--- Goal ---
Images should be left out, and everything else in the listing reproduced exactly.

--- Data section ---

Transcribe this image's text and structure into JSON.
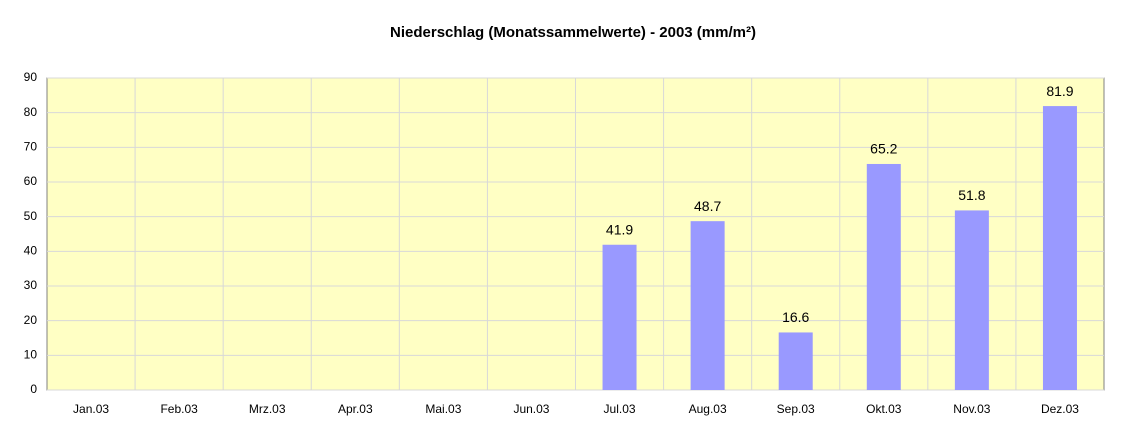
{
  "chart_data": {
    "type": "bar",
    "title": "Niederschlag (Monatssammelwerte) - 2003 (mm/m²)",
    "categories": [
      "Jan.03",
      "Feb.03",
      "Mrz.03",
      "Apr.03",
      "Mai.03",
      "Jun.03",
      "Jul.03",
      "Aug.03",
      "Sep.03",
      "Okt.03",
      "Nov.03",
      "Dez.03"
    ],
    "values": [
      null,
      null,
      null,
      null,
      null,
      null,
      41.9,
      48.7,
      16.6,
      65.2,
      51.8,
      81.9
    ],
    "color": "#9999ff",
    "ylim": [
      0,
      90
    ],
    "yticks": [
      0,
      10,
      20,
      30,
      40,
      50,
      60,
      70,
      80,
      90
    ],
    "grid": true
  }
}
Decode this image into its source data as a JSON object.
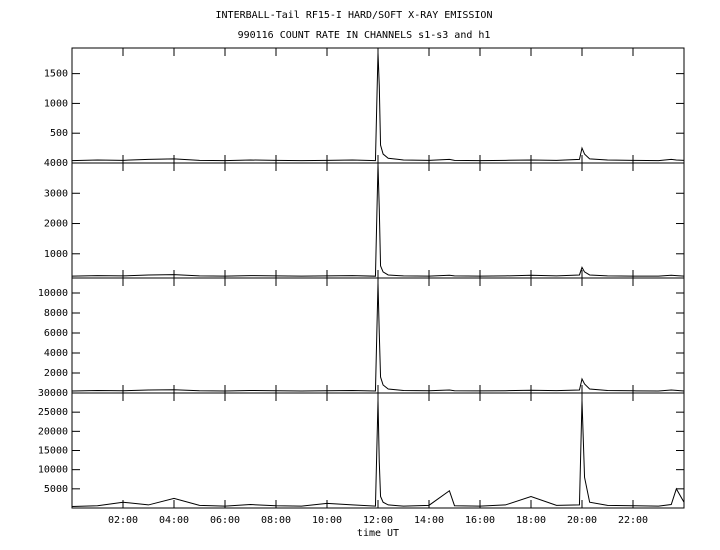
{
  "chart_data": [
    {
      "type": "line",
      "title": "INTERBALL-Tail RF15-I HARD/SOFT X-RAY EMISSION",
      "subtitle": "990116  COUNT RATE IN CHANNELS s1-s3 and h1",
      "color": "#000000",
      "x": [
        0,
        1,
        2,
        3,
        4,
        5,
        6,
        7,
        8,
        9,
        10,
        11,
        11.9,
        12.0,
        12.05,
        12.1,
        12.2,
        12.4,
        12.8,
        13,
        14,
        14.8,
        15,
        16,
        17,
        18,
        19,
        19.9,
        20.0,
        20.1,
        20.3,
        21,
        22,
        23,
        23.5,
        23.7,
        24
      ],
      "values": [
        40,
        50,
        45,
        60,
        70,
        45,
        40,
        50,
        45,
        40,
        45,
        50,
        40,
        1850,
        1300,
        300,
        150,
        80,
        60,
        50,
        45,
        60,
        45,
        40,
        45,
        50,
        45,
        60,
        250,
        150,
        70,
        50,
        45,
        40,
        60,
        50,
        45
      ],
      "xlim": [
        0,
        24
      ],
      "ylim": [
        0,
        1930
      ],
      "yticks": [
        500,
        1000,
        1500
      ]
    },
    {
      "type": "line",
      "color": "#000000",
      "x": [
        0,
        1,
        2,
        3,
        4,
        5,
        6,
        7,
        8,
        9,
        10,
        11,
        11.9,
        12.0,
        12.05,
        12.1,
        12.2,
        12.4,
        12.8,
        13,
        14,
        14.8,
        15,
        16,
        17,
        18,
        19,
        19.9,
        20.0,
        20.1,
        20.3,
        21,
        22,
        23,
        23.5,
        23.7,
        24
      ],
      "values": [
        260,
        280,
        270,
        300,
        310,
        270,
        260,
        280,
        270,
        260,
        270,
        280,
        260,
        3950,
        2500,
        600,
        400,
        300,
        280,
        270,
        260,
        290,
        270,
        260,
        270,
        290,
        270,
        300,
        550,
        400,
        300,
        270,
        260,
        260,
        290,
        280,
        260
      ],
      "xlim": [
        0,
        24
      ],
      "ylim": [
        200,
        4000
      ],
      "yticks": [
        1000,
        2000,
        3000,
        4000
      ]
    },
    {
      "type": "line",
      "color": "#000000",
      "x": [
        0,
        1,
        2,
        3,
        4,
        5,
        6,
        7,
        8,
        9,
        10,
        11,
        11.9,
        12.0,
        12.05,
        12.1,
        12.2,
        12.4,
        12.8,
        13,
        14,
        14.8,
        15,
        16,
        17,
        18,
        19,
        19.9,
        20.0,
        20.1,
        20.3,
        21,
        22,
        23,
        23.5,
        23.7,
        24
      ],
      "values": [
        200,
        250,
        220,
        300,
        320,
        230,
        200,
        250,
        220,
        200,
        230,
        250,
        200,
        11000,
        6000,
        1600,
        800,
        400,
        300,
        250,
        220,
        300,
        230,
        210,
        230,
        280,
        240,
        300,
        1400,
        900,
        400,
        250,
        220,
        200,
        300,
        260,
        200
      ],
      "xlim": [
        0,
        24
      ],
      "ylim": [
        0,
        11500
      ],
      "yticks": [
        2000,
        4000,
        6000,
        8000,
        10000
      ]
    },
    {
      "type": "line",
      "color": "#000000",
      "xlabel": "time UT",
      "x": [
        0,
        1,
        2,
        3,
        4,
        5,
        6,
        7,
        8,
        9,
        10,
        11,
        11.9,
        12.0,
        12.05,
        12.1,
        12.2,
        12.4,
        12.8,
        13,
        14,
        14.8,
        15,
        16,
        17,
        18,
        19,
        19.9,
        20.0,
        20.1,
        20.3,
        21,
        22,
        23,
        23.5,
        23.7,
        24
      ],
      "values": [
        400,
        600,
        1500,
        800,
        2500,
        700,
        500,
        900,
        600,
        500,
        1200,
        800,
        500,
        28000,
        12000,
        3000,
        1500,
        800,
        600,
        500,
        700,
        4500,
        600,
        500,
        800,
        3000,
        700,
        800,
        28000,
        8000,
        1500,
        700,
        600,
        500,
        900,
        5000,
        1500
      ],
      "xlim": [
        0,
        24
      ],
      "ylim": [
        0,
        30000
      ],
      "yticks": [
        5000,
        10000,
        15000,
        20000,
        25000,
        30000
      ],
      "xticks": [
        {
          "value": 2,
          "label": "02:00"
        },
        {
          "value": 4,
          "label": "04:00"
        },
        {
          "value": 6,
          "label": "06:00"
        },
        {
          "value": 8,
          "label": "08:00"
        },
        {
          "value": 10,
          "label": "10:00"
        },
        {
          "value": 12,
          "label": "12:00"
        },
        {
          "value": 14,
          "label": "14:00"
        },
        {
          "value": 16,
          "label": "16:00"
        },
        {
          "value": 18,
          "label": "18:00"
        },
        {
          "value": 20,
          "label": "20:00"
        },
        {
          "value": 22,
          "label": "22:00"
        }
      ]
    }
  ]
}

--- Exercise result ---
Transcribe this image's text and structure into JSON.
{
  "chart_data": {
    "type": "bar",
    "title": "Niederschlag (Monatssammelwerte) - 2003 (mm/m²)",
    "categories": [
      "Jan.03",
      "Feb.03",
      "Mrz.03",
      "Apr.03",
      "Mai.03",
      "Jun.03",
      "Jul.03",
      "Aug.03",
      "Sep.03",
      "Okt.03",
      "Nov.03",
      "Dez.03"
    ],
    "values": [
      null,
      null,
      null,
      null,
      null,
      null,
      41.9,
      48.7,
      16.6,
      65.2,
      51.8,
      81.9
    ],
    "color": "#9999ff",
    "ylim": [
      0,
      90
    ],
    "yticks": [
      0,
      10,
      20,
      30,
      40,
      50,
      60,
      70,
      80,
      90
    ],
    "grid": true
  }
}
Decode this image into its source data as a JSON object.
{
  "chart_data": [
    {
      "type": "line",
      "title": "INTERBALL-Tail RF15-I HARD/SOFT X-RAY EMISSION",
      "subtitle": "990116  COUNT RATE IN CHANNELS s1-s3 and h1",
      "color": "#000000",
      "x": [
        0,
        1,
        2,
        3,
        4,
        5,
        6,
        7,
        8,
        9,
        10,
        11,
        11.9,
        12.0,
        12.05,
        12.1,
        12.2,
        12.4,
        12.8,
        13,
        14,
        14.8,
        15,
        16,
        17,
        18,
        19,
        19.9,
        20.0,
        20.1,
        20.3,
        21,
        22,
        23,
        23.5,
        23.7,
        24
      ],
      "values": [
        40,
        50,
        45,
        60,
        70,
        45,
        40,
        50,
        45,
        40,
        45,
        50,
        40,
        1850,
        1300,
        300,
        150,
        80,
        60,
        50,
        45,
        60,
        45,
        40,
        45,
        50,
        45,
        60,
        250,
        150,
        70,
        50,
        45,
        40,
        60,
        50,
        45
      ],
      "xlim": [
        0,
        24
      ],
      "ylim": [
        0,
        1930
      ],
      "yticks": [
        500,
        1000,
        1500
      ]
    },
    {
      "type": "line",
      "color": "#000000",
      "x": [
        0,
        1,
        2,
        3,
        4,
        5,
        6,
        7,
        8,
        9,
        10,
        11,
        11.9,
        12.0,
        12.05,
        12.1,
        12.2,
        12.4,
        12.8,
        13,
        14,
        14.8,
        15,
        16,
        17,
        18,
        19,
        19.9,
        20.0,
        20.1,
        20.3,
        21,
        22,
        23,
        23.5,
        23.7,
        24
      ],
      "values": [
        260,
        280,
        270,
        300,
        310,
        270,
        260,
        280,
        270,
        260,
        270,
        280,
        260,
        3950,
        2500,
        600,
        400,
        300,
        280,
        270,
        260,
        290,
        270,
        260,
        270,
        290,
        270,
        300,
        550,
        400,
        300,
        270,
        260,
        260,
        290,
        280,
        260
      ],
      "xlim": [
        0,
        24
      ],
      "ylim": [
        200,
        4000
      ],
      "yticks": [
        1000,
        2000,
        3000,
        4000
      ]
    },
    {
      "type": "line",
      "color": "#000000",
      "x": [
        0,
        1,
        2,
        3,
        4,
        5,
        6,
        7,
        8,
        9,
        10,
        11,
        11.9,
        12.0,
        12.05,
        12.1,
        12.2,
        12.4,
        12.8,
        13,
        14,
        14.8,
        15,
        16,
        17,
        18,
        19,
        19.9,
        20.0,
        20.1,
        20.3,
        21,
        22,
        23,
        23.5,
        23.7,
        24
      ],
      "values": [
        200,
        250,
        220,
        300,
        320,
        230,
        200,
        250,
        220,
        200,
        230,
        250,
        200,
        11000,
        6000,
        1600,
        800,
        400,
        300,
        250,
        220,
        300,
        230,
        210,
        230,
        280,
        240,
        300,
        1400,
        900,
        400,
        250,
        220,
        200,
        300,
        260,
        200
      ],
      "xlim": [
        0,
        24
      ],
      "ylim": [
        0,
        11500
      ],
      "yticks": [
        2000,
        4000,
        6000,
        8000,
        10000
      ]
    },
    {
      "type": "line",
      "color": "#000000",
      "xlabel": "time UT",
      "x": [
        0,
        1,
        2,
        3,
        4,
        5,
        6,
        7,
        8,
        9,
        10,
        11,
        11.9,
        12.0,
        12.05,
        12.1,
        12.2,
        12.4,
        12.8,
        13,
        14,
        14.8,
        15,
        16,
        17,
        18,
        19,
        19.9,
        20.0,
        20.1,
        20.3,
        21,
        22,
        23,
        23.5,
        23.7,
        24
      ],
      "values": [
        400,
        600,
        1500,
        800,
        2500,
        700,
        500,
        900,
        600,
        500,
        1200,
        800,
        500,
        28000,
        12000,
        3000,
        1500,
        800,
        600,
        500,
        700,
        4500,
        600,
        500,
        800,
        3000,
        700,
        800,
        28000,
        8000,
        1500,
        700,
        600,
        500,
        900,
        5000,
        1500
      ],
      "xlim": [
        0,
        24
      ],
      "ylim": [
        0,
        30000
      ],
      "yticks": [
        5000,
        10000,
        15000,
        20000,
        25000,
        30000
      ],
      "xticks": [
        {
          "value": 2,
          "label": "02:00"
        },
        {
          "value": 4,
          "label": "04:00"
        },
        {
          "value": 6,
          "label": "06:00"
        },
        {
          "value": 8,
          "label": "08:00"
        },
        {
          "value": 10,
          "label": "10:00"
        },
        {
          "value": 12,
          "label": "12:00"
        },
        {
          "value": 14,
          "label": "14:00"
        },
        {
          "value": 16,
          "label": "16:00"
        },
        {
          "value": 18,
          "label": "18:00"
        },
        {
          "value": 20,
          "label": "20:00"
        },
        {
          "value": 22,
          "label": "22:00"
        }
      ]
    }
  ]
}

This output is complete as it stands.